• Page excerpt

════

If a JMS exception wraps a BrokerException, JMSException.getErrorCode returns the error class and error code from the Broker as ccccnnnn, where cccc is the class and nnnn the code. JMSException.getMessage returns BrokerException.toString. This is Broker Error cccc nnnn: <detailed message>. JMSException.getLinkedException returns the BrokerException. Using references to a BrokerException forces the JMS application to be compiled with the EntireX Java ACI and the application is not provider independent.

A BrokerException with Message Class 0008 - EntireX ACI - Security Error is thrown as JMSSecurityException, a subclass of JMSException.

A BrokerException with error code 0043 and Message Class 0021 - EntireX ACI - Configuration Error in the Attribute File is thrown as InvalidDestinationException, a subclass of JMSException.

A JMSException may wrap other JVM exceptions. Then the JMSException.getErrorCode returns "EntireX JMS". JMSException.getMessage returns Exception.toString for the wrapped exception, which is set as a linked exception.

JMS Class Connection

Method stop

Every BrokerException is thrown, except Broker error 0002 0002. The Broker returns this when the Broker user is already gone due to a timeout. This error is ignored. If a session of this connection has a message listener, this listener forwards these exceptions to the exception listener.

JMS Class Session

Method close

Every BrokerException is thrown, except Broker error 0002 0002. The Broker returns this when the Broker user is already gone due to a timeout. This error is ignored. If the session has a message listener, this listener forwards these exceptions to the exception listener of the connection.

Method commit

The error codes 0002 0002, 0003 0003, 0003 0005, 0010 0050, 0010 0051, and 0020 0134 are handled in this method. Every other BrokerException is thrown. If the session has a message listener, this listener forwards these exceptions to the exception listener of the connection.

Method createConsumer

Every BrokerException is thrown.

Method createProducer

Every BrokerException is thrown.

Method createTemporaryQueue

Every BrokerException is thrown.

Method createTemporaryTopic

Every BrokerException is thrown.

Method rollback

Every BrokerException is thrown. If the session has a message listener, this listener forwards these exceptions to the exception listener of the connection.

════

• Work instruction 1
In the EntireX JMS exception excerpt, rewrite the paragraph beginning "If a JMS exception wraps a BrokerException" as a short list that keeps its main facts.
• Work instruction 2
According to the EntireX JMS exception excerpt, what is a BrokerException with Message Class 0008 thrown as?
• Work instruction 3
Retype the stretch of the EntireX JMS exception excerpt from "A BrokerException with Message" through "a linked exception.".

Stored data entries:
════

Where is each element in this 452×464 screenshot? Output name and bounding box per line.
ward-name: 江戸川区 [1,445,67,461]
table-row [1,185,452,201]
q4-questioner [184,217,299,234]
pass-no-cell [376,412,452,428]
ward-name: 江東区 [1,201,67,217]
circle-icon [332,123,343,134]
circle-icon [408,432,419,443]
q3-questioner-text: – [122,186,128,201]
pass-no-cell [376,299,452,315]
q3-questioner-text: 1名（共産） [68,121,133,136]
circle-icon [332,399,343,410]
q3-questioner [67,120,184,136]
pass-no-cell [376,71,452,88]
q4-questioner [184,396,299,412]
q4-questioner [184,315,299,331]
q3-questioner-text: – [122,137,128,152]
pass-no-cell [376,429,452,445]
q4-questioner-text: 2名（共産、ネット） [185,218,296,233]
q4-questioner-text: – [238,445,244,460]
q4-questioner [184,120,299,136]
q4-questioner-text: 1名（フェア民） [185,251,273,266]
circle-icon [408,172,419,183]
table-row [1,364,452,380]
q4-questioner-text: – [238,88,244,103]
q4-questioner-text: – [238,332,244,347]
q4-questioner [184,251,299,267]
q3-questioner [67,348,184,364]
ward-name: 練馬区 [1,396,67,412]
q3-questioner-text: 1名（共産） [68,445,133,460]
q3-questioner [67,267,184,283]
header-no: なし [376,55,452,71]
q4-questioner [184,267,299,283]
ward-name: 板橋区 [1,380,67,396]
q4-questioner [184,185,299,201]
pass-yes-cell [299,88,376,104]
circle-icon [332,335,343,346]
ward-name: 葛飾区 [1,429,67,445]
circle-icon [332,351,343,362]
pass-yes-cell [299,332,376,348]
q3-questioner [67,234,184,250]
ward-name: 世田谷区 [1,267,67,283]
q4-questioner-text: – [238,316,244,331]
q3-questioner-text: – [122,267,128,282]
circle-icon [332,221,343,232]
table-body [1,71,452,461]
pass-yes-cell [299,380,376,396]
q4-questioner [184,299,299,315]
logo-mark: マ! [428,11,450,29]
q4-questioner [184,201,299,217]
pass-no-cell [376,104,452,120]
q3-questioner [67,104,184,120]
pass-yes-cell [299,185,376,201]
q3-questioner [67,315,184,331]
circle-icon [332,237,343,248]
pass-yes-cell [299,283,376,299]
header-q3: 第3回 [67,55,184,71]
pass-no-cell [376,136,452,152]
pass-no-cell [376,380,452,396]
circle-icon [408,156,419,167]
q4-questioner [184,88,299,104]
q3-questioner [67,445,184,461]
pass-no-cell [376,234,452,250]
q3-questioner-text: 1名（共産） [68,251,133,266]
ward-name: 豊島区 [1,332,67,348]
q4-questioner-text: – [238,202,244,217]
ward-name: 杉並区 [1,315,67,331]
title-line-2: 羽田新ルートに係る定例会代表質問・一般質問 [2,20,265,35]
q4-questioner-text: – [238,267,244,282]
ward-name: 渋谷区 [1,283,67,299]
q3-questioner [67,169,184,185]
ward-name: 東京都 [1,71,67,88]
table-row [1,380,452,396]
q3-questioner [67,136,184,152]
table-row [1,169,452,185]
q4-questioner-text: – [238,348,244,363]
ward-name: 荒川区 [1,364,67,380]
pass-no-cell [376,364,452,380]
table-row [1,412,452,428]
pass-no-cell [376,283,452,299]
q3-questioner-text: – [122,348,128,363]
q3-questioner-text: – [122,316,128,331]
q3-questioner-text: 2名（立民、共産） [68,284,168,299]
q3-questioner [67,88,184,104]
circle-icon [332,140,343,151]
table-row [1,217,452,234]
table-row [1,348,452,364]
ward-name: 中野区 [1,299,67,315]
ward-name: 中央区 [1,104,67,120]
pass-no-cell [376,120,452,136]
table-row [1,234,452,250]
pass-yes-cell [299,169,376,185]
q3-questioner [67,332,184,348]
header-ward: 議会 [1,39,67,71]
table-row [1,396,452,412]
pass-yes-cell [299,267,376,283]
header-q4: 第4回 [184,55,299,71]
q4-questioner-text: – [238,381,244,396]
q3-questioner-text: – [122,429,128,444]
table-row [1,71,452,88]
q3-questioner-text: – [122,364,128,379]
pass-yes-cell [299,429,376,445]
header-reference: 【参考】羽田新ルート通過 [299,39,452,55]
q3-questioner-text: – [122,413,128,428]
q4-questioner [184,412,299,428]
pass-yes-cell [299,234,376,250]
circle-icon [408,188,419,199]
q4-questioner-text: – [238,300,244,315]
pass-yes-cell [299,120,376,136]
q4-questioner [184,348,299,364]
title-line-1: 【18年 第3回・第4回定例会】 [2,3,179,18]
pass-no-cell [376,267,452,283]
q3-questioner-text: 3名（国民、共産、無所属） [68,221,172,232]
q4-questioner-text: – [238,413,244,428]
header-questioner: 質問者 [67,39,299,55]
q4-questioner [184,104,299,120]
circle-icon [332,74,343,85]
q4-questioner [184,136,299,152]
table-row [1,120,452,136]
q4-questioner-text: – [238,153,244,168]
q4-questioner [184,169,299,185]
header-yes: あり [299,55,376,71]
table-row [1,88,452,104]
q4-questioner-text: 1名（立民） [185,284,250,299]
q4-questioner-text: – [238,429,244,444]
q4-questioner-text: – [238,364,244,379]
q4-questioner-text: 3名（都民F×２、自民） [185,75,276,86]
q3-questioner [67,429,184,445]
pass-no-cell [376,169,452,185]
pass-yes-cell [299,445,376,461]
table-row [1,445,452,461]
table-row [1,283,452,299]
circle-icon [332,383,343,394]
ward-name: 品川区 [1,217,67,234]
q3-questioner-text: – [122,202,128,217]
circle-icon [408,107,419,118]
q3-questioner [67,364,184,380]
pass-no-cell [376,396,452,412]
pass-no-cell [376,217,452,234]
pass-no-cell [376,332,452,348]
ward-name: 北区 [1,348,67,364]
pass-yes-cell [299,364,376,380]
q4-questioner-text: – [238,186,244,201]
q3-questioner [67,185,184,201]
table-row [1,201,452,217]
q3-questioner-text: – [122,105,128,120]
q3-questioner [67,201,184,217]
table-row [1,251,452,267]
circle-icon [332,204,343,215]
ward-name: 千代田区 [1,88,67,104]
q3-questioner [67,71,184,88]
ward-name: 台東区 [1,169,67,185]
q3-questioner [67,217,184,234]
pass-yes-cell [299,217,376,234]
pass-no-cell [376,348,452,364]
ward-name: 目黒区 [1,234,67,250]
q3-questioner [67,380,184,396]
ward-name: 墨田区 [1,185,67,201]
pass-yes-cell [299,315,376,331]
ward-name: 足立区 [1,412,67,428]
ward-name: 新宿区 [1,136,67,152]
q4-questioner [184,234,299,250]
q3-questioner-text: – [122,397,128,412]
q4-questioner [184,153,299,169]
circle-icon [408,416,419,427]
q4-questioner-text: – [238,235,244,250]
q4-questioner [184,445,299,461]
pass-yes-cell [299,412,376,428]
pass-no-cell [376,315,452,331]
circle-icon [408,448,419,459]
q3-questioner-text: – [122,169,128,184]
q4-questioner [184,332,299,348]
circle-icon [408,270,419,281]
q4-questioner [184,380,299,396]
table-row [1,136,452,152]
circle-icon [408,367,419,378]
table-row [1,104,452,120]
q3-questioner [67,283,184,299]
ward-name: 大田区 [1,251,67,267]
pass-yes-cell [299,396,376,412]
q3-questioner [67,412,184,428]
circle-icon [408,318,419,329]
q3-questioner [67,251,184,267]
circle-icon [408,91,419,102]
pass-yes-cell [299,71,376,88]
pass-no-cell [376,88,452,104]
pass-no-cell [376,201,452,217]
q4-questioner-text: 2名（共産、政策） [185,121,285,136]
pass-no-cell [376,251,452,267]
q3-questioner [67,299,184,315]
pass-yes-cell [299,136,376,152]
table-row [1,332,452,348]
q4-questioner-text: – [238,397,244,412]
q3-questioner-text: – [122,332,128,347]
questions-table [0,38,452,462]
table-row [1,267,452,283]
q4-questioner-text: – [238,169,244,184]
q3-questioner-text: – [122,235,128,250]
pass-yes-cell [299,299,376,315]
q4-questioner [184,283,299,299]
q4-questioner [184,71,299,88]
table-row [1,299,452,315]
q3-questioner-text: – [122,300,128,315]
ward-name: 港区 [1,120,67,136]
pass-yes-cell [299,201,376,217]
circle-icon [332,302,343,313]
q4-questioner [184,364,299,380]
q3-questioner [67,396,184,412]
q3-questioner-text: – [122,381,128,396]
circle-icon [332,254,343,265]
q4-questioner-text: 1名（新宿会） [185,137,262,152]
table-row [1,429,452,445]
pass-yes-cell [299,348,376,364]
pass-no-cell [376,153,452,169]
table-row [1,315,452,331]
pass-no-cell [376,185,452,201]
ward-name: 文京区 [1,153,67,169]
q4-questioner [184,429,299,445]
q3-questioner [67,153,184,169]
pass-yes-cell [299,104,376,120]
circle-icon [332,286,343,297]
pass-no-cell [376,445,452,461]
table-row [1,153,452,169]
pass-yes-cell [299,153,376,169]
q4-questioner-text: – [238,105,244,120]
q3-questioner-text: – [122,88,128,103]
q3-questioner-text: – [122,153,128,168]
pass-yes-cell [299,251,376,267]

════

• Exercise answer 1
When a JMS exception wraps a BrokerException:
- JMSException.getErrorCode returns the Broker's error class and code as ccccnnnn, where cccc is the class and nnnn the code.
- JMSException.getMessage returns BrokerException.toString, in the form Broker Error cccc nnnn: <detailed message>.
- JMSException.getLinkedException returns the BrokerException.
- Referring to a BrokerException forces the JMS application to be compiled with the EntireX Java ACI, so the application is not provider independent.

• Exercise answer 2
It is thrown as JMSSecurityException, a subclass of JMSException.

• Exercise answer 3
A BrokerException with Message Class 0008 - EntireX ACI - Security Error is thrown as JMSSecurityException, a subclass of JMSException.

A BrokerException with error code 0043 and Message Class 0021 - EntireX ACI - Configuration Error in the Attribute File is thrown as InvalidDestinationException, a subclass of JMSException.

A JMSException may wrap other JVM exceptions. Then the JMSException.getErrorCode returns "EntireX JMS". JMSException.getMessage returns Exception.toString for the wrapped exception, which is set as a linked exception.